Source records:

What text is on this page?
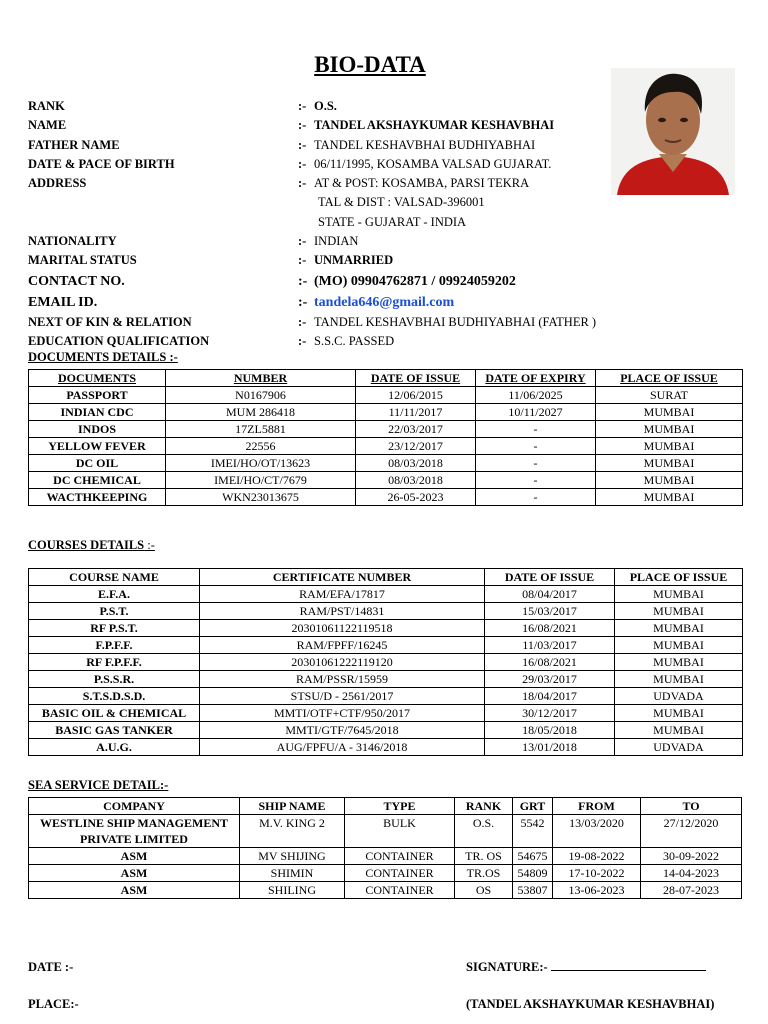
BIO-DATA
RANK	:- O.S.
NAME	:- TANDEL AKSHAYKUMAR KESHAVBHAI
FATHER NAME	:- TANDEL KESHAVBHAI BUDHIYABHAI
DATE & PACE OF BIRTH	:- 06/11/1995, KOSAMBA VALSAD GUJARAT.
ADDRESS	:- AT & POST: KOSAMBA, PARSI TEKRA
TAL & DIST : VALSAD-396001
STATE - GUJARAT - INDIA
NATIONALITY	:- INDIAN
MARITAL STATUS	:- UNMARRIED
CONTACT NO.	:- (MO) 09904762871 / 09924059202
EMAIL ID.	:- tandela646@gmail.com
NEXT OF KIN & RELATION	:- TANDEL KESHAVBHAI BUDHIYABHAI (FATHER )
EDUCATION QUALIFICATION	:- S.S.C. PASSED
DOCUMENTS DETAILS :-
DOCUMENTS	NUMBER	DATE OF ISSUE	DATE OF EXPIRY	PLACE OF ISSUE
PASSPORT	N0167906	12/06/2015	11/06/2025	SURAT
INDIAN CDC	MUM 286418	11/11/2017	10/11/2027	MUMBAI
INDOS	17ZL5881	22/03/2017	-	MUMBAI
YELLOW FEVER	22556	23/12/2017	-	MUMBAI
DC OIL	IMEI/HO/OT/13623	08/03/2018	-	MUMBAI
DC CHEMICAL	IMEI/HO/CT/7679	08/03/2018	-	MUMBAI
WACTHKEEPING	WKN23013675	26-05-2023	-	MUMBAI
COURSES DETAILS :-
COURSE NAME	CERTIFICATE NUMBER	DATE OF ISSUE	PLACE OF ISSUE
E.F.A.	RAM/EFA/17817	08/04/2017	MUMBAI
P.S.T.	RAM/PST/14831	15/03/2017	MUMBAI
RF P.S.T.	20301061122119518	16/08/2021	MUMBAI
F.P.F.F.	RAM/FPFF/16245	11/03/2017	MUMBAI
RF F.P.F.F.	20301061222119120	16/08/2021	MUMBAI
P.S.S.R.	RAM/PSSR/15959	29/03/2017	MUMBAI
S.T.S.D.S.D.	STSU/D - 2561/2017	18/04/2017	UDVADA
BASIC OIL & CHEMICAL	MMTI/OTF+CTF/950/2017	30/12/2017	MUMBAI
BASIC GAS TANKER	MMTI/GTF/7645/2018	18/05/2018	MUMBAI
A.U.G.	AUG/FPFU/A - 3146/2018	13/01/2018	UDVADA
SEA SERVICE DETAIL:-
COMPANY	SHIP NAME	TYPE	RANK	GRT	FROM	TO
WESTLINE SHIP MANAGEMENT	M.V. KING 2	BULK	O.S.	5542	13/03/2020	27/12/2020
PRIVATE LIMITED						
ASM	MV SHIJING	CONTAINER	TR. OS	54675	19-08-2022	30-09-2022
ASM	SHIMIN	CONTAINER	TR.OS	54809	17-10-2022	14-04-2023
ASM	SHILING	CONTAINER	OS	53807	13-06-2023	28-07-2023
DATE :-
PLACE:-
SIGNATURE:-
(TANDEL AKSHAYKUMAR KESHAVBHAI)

◆ **GIVEN TASK**
Write out the records above once more, word for word, with no pictures.

◆ **EXERCISE OUTPUT**
What text is on this page?
BIO-DATA
RANK	:- O.S.
NAME	:- TANDEL AKSHAYKUMAR KESHAVBHAI
FATHER NAME	:- TANDEL KESHAVBHAI BUDHIYABHAI
DATE & PACE OF BIRTH	:- 06/11/1995, KOSAMBA VALSAD GUJARAT.
ADDRESS	:- AT & POST: KOSAMBA, PARSI TEKRA
TAL & DIST : VALSAD-396001
STATE - GUJARAT - INDIA
NATIONALITY	:- INDIAN
MARITAL STATUS	:- UNMARRIED
CONTACT NO.	:- (MO) 09904762871 / 09924059202
EMAIL ID.	:- tandela646@gmail.com
NEXT OF KIN & RELATION	:- TANDEL KESHAVBHAI BUDHIYABHAI (FATHER )
EDUCATION QUALIFICATION	:- S.S.C. PASSED
DOCUMENTS DETAILS :-
DOCUMENTS	NUMBER	DATE OF ISSUE	DATE OF EXPIRY	PLACE OF ISSUE
PASSPORT	N0167906	12/06/2015	11/06/2025	SURAT
INDIAN CDC	MUM 286418	11/11/2017	10/11/2027	MUMBAI
INDOS	17ZL5881	22/03/2017	-	MUMBAI
YELLOW FEVER	22556	23/12/2017	-	MUMBAI
DC OIL	IMEI/HO/OT/13623	08/03/2018	-	MUMBAI
DC CHEMICAL	IMEI/HO/CT/7679	08/03/2018	-	MUMBAI
WACTHKEEPING	WKN23013675	26-05-2023	-	MUMBAI
COURSES DETAILS :-
COURSE NAME	CERTIFICATE NUMBER	DATE OF ISSUE	PLACE OF ISSUE
E.F.A.	RAM/EFA/17817	08/04/2017	MUMBAI
P.S.T.	RAM/PST/14831	15/03/2017	MUMBAI
RF P.S.T.	20301061122119518	16/08/2021	MUMBAI
F.P.F.F.	RAM/FPFF/16245	11/03/2017	MUMBAI
RF F.P.F.F.	20301061222119120	16/08/2021	MUMBAI
P.S.S.R.	RAM/PSSR/15959	29/03/2017	MUMBAI
S.T.S.D.S.D.	STSU/D - 2561/2017	18/04/2017	UDVADA
BASIC OIL & CHEMICAL	MMTI/OTF+CTF/950/2017	30/12/2017	MUMBAI
BASIC GAS TANKER	MMTI/GTF/7645/2018	18/05/2018	MUMBAI
A.U.G.	AUG/FPFU/A - 3146/2018	13/01/2018	UDVADA
SEA SERVICE DETAIL:-
COMPANY	SHIP NAME	TYPE	RANK	GRT	FROM	TO
WESTLINE SHIP MANAGEMENT	M.V. KING 2	BULK	O.S.	5542	13/03/2020	27/12/2020
PRIVATE LIMITED						
ASM	MV SHIJING	CONTAINER	TR. OS	54675	19-08-2022	30-09-2022
ASM	SHIMIN	CONTAINER	TR.OS	54809	17-10-2022	14-04-2023
ASM	SHILING	CONTAINER	OS	53807	13-06-2023	28-07-2023
DATE :-
PLACE:-
SIGNATURE:-
(TANDEL AKSHAYKUMAR KESHAVBHAI)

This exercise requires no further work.